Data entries
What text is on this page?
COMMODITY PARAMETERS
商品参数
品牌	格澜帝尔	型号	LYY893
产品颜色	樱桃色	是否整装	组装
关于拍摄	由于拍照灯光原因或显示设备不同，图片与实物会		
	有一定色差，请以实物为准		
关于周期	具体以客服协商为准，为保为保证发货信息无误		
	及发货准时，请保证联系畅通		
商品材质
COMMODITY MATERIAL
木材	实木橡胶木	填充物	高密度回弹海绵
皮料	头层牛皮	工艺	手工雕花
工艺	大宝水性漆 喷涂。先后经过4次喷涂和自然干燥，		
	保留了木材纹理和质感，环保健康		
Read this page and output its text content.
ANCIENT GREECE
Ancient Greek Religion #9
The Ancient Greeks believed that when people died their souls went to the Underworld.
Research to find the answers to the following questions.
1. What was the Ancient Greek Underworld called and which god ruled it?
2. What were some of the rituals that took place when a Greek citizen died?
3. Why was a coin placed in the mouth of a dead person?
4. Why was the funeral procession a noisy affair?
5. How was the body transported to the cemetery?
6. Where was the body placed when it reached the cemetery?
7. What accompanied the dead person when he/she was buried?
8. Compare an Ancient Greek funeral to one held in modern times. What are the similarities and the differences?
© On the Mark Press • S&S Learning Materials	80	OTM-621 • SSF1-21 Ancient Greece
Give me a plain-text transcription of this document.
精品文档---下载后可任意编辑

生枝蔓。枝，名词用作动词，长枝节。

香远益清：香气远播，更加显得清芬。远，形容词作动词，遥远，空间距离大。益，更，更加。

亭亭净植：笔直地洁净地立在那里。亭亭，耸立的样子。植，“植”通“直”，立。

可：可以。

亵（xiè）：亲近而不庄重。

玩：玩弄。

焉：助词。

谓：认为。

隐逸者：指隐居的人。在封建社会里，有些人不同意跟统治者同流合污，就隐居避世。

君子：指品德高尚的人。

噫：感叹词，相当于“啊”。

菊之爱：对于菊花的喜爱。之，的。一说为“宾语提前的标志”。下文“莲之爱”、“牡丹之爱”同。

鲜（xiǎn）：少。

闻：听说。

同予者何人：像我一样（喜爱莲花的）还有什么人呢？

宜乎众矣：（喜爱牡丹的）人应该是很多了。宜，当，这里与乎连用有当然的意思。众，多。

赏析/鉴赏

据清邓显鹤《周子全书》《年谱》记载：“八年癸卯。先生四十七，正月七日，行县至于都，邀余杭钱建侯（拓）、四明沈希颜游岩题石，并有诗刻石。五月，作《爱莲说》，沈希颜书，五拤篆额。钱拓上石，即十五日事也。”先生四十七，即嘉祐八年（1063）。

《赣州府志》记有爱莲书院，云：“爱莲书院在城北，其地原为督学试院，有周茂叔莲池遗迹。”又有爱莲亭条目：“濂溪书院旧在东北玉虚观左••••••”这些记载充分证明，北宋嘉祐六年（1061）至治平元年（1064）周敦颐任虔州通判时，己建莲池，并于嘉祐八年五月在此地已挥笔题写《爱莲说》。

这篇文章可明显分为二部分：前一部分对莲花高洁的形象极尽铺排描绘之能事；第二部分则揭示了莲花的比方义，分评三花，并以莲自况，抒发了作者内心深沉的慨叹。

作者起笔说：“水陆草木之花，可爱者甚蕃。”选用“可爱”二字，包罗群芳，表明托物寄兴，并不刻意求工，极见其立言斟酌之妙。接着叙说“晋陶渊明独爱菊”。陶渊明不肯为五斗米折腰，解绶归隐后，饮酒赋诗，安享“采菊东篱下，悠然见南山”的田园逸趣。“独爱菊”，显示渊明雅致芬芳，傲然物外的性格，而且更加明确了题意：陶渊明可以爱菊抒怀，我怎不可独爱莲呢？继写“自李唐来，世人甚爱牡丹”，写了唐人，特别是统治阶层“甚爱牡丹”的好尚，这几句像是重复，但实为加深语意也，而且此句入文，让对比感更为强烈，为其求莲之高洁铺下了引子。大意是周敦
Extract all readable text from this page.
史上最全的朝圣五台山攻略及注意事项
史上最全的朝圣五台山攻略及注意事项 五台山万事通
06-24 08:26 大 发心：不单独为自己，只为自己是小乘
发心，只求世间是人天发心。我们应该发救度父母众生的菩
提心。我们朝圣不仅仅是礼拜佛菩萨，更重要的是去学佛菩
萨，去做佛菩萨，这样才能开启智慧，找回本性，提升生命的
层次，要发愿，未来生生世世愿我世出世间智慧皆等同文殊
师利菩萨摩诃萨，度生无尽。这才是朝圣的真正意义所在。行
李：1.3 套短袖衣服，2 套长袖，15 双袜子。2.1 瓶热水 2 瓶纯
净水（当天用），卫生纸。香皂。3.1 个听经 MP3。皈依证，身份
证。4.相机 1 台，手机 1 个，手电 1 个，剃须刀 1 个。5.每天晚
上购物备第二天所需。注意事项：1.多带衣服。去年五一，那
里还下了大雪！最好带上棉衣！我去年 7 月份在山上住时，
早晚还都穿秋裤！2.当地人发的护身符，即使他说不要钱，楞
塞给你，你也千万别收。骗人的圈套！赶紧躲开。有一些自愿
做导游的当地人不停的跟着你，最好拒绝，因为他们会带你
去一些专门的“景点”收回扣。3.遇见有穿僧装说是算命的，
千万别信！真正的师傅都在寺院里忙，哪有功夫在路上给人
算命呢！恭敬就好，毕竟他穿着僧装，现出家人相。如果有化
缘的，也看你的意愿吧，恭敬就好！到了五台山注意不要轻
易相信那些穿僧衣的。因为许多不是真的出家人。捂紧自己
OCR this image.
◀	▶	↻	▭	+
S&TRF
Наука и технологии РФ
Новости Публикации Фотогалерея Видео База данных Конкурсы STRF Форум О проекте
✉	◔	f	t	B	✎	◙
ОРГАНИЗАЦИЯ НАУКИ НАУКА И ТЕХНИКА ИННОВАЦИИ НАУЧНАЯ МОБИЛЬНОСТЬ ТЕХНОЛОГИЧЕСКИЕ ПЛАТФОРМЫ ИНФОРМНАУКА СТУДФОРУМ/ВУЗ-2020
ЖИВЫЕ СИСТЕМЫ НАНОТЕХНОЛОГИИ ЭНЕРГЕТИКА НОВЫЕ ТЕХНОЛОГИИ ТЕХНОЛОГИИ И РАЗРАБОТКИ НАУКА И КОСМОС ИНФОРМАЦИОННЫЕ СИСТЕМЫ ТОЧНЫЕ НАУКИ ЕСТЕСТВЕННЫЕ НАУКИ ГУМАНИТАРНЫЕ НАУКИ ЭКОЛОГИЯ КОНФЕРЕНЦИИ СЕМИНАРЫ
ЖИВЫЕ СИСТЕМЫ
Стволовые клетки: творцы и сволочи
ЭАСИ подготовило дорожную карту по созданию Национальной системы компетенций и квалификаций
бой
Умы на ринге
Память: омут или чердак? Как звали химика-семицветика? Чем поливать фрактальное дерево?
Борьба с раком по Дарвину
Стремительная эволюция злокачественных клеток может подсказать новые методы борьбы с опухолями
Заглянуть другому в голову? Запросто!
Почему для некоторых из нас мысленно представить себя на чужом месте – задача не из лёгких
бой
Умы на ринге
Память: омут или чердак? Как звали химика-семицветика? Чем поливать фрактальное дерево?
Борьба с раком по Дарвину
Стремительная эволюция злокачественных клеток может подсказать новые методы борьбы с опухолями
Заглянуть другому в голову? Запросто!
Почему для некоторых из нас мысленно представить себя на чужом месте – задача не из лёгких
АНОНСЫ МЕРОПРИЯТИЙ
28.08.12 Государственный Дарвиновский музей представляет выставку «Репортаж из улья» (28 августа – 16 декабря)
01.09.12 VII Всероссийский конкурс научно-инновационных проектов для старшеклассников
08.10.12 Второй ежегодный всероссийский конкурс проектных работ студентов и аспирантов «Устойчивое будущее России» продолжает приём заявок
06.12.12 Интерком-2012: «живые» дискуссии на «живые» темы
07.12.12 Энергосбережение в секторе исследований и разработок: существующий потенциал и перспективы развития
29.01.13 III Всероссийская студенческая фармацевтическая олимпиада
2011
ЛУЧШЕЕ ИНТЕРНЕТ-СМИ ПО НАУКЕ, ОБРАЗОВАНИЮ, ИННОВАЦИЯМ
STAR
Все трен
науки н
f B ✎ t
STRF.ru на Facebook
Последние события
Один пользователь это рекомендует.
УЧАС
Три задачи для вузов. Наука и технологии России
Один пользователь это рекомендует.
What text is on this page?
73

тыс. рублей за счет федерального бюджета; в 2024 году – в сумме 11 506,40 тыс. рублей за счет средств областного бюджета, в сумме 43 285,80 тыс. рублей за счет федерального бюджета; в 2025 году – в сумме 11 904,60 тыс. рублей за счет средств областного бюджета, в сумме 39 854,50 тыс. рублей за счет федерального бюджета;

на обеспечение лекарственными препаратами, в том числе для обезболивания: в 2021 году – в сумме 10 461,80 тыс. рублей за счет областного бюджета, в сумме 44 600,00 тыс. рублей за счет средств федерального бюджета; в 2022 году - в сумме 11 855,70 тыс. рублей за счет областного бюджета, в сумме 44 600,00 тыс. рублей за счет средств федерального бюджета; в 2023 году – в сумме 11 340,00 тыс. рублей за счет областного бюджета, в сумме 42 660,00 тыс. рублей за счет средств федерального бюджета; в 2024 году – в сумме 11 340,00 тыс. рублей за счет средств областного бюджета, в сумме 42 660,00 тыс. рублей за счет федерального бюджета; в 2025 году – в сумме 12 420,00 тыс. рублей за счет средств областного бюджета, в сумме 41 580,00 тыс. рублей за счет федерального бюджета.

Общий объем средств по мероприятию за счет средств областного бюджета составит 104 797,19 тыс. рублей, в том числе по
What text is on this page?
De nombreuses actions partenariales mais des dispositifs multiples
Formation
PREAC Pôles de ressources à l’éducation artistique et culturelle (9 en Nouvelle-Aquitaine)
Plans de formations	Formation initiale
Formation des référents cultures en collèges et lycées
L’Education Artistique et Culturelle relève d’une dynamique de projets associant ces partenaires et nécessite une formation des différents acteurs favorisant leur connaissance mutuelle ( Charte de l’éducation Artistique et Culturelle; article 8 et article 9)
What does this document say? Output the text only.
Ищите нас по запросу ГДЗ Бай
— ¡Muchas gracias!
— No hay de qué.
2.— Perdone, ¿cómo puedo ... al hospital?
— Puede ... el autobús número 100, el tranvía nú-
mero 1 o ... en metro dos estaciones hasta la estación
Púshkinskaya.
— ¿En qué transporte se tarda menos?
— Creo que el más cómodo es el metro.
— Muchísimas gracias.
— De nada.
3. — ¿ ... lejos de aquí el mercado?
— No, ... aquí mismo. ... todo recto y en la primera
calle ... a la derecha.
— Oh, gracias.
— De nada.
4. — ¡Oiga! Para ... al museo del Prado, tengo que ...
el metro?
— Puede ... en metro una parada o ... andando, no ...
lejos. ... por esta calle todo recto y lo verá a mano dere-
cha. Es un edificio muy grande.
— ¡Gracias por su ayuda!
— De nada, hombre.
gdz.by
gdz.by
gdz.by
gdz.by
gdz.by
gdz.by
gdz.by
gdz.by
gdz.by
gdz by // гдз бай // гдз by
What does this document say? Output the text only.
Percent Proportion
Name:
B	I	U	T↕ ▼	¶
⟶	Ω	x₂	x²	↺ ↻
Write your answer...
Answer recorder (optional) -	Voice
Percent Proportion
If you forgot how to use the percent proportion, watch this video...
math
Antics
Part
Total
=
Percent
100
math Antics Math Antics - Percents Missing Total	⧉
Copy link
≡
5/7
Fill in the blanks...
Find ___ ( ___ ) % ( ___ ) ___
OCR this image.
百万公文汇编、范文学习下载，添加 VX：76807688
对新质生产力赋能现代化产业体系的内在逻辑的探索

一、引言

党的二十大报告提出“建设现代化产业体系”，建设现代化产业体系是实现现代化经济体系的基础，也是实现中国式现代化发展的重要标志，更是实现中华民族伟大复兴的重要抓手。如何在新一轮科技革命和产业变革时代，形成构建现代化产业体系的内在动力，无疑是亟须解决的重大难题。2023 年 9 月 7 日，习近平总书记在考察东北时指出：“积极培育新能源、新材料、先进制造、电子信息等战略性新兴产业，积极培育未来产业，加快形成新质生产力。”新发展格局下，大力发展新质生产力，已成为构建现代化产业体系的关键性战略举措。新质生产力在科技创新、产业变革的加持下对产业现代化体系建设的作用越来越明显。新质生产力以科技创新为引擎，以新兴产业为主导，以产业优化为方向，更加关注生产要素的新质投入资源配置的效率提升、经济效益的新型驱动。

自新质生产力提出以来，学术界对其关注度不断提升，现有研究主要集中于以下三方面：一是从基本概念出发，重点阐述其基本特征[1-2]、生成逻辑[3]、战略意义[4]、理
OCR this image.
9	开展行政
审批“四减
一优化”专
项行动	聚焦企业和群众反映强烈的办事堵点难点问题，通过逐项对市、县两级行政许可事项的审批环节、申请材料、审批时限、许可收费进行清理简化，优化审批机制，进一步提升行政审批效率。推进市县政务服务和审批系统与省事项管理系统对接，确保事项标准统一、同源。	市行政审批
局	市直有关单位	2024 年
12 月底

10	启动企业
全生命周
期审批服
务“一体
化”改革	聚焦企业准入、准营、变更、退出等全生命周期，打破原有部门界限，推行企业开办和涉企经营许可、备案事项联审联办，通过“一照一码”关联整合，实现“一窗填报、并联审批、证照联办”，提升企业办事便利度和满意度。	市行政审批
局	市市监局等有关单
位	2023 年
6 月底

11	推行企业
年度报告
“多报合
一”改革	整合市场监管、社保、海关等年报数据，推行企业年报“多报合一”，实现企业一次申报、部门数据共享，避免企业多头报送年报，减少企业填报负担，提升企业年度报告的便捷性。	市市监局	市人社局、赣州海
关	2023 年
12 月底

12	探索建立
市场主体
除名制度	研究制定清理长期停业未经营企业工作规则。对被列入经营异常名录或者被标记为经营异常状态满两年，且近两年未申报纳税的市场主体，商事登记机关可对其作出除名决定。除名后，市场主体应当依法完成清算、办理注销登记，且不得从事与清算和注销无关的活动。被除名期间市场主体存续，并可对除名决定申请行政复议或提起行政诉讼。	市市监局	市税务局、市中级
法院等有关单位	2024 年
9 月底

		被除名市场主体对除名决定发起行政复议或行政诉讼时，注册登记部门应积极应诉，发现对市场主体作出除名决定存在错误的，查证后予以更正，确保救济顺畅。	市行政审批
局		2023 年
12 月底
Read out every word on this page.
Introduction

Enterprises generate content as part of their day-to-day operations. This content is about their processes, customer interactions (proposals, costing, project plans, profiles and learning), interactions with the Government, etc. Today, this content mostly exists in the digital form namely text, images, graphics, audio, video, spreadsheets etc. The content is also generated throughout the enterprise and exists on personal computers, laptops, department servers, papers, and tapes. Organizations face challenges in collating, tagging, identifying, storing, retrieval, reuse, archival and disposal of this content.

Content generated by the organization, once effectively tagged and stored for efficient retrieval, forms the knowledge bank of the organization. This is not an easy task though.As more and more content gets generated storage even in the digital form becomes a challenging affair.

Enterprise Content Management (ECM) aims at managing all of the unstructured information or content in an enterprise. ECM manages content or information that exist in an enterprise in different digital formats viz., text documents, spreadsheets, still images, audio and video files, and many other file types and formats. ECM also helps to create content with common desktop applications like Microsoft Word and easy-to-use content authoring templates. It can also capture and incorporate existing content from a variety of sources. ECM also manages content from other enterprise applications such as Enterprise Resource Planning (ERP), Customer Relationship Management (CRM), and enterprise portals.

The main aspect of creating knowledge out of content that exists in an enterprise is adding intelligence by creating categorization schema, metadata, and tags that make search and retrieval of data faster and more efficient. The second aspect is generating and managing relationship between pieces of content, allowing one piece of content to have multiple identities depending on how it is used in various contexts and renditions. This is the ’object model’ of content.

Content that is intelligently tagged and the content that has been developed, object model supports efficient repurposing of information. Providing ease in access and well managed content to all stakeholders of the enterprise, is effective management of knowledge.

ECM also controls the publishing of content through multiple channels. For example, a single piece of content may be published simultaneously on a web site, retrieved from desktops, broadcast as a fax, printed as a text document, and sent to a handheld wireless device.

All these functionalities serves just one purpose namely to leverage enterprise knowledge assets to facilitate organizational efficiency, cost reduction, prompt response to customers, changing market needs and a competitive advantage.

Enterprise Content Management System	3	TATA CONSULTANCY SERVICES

The problem:
Where a line above contains the word "éducation", copy that line.

Written answer:
PREAC Pôles de ressources à l’éducation artistique et culturelle (9 en Nouvelle-Aquitaine)
L’Education Artistique et Culturelle relève d’une dynamique de projets associant ces partenaires et nécessite une formation des différents acteurs favorisant leur connaissance mutuelle ( Charte de l’éducation Artistique et Culturelle; article 8 et article 9)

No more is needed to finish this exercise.